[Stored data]
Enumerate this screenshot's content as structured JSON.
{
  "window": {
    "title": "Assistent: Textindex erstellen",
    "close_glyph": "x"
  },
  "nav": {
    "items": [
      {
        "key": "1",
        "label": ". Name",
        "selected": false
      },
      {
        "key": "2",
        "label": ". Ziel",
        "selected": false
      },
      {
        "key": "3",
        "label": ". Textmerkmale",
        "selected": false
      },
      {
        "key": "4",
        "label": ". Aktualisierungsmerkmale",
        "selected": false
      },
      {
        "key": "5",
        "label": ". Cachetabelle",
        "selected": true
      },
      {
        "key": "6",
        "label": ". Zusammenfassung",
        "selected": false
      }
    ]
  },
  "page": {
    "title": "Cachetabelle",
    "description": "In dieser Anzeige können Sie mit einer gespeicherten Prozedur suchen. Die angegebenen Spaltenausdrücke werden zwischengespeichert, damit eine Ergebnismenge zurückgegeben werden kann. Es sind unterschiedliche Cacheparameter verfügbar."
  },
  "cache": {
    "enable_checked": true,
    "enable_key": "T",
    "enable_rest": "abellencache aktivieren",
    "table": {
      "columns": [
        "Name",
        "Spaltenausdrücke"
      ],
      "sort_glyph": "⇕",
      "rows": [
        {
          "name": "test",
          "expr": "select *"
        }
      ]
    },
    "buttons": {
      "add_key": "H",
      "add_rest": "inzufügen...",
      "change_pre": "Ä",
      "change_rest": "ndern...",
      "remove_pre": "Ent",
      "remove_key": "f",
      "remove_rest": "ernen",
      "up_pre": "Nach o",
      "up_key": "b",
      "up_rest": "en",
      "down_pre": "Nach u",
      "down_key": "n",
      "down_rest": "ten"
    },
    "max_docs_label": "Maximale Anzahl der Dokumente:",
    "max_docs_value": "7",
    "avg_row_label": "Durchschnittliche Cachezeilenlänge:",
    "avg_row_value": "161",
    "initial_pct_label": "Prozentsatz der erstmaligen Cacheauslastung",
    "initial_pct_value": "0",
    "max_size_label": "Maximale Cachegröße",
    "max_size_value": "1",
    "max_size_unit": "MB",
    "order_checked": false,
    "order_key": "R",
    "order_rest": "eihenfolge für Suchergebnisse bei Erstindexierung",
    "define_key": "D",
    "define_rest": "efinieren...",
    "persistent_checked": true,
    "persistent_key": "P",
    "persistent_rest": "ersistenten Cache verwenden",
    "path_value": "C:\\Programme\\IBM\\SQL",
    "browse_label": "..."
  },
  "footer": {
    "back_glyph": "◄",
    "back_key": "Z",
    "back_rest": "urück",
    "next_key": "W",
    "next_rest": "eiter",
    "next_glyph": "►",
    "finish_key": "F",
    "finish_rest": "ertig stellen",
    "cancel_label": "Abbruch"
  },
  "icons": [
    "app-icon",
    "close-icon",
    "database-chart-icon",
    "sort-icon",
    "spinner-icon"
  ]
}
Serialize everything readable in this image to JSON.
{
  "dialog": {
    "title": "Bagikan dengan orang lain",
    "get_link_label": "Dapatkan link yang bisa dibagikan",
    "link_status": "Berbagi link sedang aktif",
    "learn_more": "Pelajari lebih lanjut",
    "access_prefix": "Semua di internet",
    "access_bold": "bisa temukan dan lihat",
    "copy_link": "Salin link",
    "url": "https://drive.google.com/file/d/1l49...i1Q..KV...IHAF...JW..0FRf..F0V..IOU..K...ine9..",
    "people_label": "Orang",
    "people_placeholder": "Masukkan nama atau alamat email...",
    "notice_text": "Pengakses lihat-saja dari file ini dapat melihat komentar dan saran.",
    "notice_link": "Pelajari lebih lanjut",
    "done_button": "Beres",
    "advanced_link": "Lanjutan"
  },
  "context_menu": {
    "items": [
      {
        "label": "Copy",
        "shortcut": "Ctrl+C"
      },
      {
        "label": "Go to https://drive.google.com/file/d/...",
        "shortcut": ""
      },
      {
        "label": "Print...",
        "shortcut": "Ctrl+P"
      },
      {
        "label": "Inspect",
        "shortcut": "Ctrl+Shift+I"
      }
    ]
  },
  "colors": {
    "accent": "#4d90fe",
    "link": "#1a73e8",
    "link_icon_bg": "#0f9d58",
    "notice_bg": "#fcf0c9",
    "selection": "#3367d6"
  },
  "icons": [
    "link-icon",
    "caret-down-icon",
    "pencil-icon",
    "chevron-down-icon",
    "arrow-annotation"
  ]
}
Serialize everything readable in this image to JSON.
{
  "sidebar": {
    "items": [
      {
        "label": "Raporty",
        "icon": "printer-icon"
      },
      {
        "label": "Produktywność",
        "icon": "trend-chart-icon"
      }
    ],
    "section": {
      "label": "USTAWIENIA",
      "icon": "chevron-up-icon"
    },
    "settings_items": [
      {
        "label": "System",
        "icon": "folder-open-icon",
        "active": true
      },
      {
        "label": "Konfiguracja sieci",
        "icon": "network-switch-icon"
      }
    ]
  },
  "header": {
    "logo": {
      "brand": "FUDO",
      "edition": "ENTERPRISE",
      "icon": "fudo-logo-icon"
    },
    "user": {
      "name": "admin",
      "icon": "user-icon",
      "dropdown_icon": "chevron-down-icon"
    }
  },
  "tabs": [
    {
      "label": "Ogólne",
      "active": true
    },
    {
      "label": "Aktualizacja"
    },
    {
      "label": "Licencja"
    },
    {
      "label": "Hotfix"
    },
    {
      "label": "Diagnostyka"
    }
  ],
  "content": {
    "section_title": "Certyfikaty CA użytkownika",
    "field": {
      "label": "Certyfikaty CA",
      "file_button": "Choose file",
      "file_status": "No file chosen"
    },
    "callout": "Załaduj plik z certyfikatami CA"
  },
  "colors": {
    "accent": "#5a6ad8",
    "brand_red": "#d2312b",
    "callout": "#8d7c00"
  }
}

**Task description:** All of the records must be retyped exactly as they are.

**Solution to the problem:**
Enumerate this screenshot's content as structured JSON.
{
  "window": {
    "title": "Assistent: Textindex erstellen",
    "close_glyph": "x"
  },
  "nav": {
    "items": [
      {
        "key": "1",
        "label": ". Name",
        "selected": false
      },
      {
        "key": "2",
        "label": ". Ziel",
        "selected": false
      },
      {
        "key": "3",
        "label": ". Textmerkmale",
        "selected": false
      },
      {
        "key": "4",
        "label": ". Aktualisierungsmerkmale",
        "selected": false
      },
      {
        "key": "5",
        "label": ". Cachetabelle",
        "selected": true
      },
      {
        "key": "6",
        "label": ". Zusammenfassung",
        "selected": false
      }
    ]
  },
  "page": {
    "title": "Cachetabelle",
    "description": "In dieser Anzeige können Sie mit einer gespeicherten Prozedur suchen. Die angegebenen Spaltenausdrücke werden zwischengespeichert, damit eine Ergebnismenge zurückgegeben werden kann. Es sind unterschiedliche Cacheparameter verfügbar."
  },
  "cache": {
    "enable_checked": true,
    "enable_key": "T",
    "enable_rest": "abellencache aktivieren",
    "table": {
      "columns": [
        "Name",
        "Spaltenausdrücke"
      ],
      "sort_glyph": "⇕",
      "rows": [
        {
          "name": "test",
          "expr": "select *"
        }
      ]
    },
    "buttons": {
      "add_key": "H",
      "add_rest": "inzufügen...",
      "change_pre": "Ä",
      "change_rest": "ndern...",
      "remove_pre": "Ent",
      "remove_key": "f",
      "remove_rest": "ernen",
      "up_pre": "Nach o",
      "up_key": "b",
      "up_rest": "en",
      "down_pre": "Nach u",
      "down_key": "n",
      "down_rest": "ten"
    },
    "max_docs_label": "Maximale Anzahl der Dokumente:",
    "max_docs_value": "7",
    "avg_row_label": "Durchschnittliche Cachezeilenlänge:",
    "avg_row_value": "161",
    "initial_pct_label": "Prozentsatz der erstmaligen Cacheauslastung",
    "initial_pct_value": "0",
    "max_size_label": "Maximale Cachegröße",
    "max_size_value": "1",
    "max_size_unit": "MB",
    "order_checked": false,
    "order_key": "R",
    "order_rest": "eihenfolge für Suchergebnisse bei Erstindexierung",
    "define_key": "D",
    "define_rest": "efinieren...",
    "persistent_checked": true,
    "persistent_key": "P",
    "persistent_rest": "ersistenten Cache verwenden",
    "path_value": "C:\\Programme\\IBM\\SQL",
    "browse_label": "..."
  },
  "footer": {
    "back_glyph": "◄",
    "back_key": "Z",
    "back_rest": "urück",
    "next_key": "W",
    "next_rest": "eiter",
    "next_glyph": "►",
    "finish_key": "F",
    "finish_rest": "ertig stellen",
    "cancel_label": "Abbruch"
  },
  "icons": [
    "app-icon",
    "close-icon",
    "database-chart-icon",
    "sort-icon",
    "spinner-icon"
  ]
}
Serialize everything readable in this image to JSON.
{
  "dialog": {
    "title": "Bagikan dengan orang lain",
    "get_link_label": "Dapatkan link yang bisa dibagikan",
    "link_status": "Berbagi link sedang aktif",
    "learn_more": "Pelajari lebih lanjut",
    "access_prefix": "Semua di internet",
    "access_bold": "bisa temukan dan lihat",
    "copy_link": "Salin link",
    "url": "https://drive.google.com/file/d/1l49...i1Q..KV...IHAF...JW..0FRf..F0V..IOU..K...ine9..",
    "people_label": "Orang",
    "people_placeholder": "Masukkan nama atau alamat email...",
    "notice_text": "Pengakses lihat-saja dari file ini dapat melihat komentar dan saran.",
    "notice_link": "Pelajari lebih lanjut",
    "done_button": "Beres",
    "advanced_link": "Lanjutan"
  },
  "context_menu": {
    "items": [
      {
        "label": "Copy",
        "shortcut": "Ctrl+C"
      },
      {
        "label": "Go to https://drive.google.com/file/d/...",
        "shortcut": ""
      },
      {
        "label": "Print...",
        "shortcut": "Ctrl+P"
      },
      {
        "label": "Inspect",
        "shortcut": "Ctrl+Shift+I"
      }
    ]
  },
  "colors": {
    "accent": "#4d90fe",
    "link": "#1a73e8",
    "link_icon_bg": "#0f9d58",
    "notice_bg": "#fcf0c9",
    "selection": "#3367d6"
  },
  "icons": [
    "link-icon",
    "caret-down-icon",
    "pencil-icon",
    "chevron-down-icon",
    "arrow-annotation"
  ]
}
Serialize everything readable in this image to JSON.
{
  "sidebar": {
    "items": [
      {
        "label": "Raporty",
        "icon": "printer-icon"
      },
      {
        "label": "Produktywność",
        "icon": "trend-chart-icon"
      }
    ],
    "section": {
      "label": "USTAWIENIA",
      "icon": "chevron-up-icon"
    },
    "settings_items": [
      {
        "label": "System",
        "icon": "folder-open-icon",
        "active": true
      },
      {
        "label": "Konfiguracja sieci",
        "icon": "network-switch-icon"
      }
    ]
  },
  "header": {
    "logo": {
      "brand": "FUDO",
      "edition": "ENTERPRISE",
      "icon": "fudo-logo-icon"
    },
    "user": {
      "name": "admin",
      "icon": "user-icon",
      "dropdown_icon": "chevron-down-icon"
    }
  },
  "tabs": [
    {
      "label": "Ogólne",
      "active": true
    },
    {
      "label": "Aktualizacja"
    },
    {
      "label": "Licencja"
    },
    {
      "label": "Hotfix"
    },
    {
      "label": "Diagnostyka"
    }
  ],
  "content": {
    "section_title": "Certyfikaty CA użytkownika",
    "field": {
      "label": "Certyfikaty CA",
      "file_button": "Choose file",
      "file_status": "No file chosen"
    },
    "callout": "Załaduj plik z certyfikatami CA"
  },
  "colors": {
    "accent": "#5a6ad8",
    "brand_red": "#d2312b",
    "callout": "#8d7c00"
  }
}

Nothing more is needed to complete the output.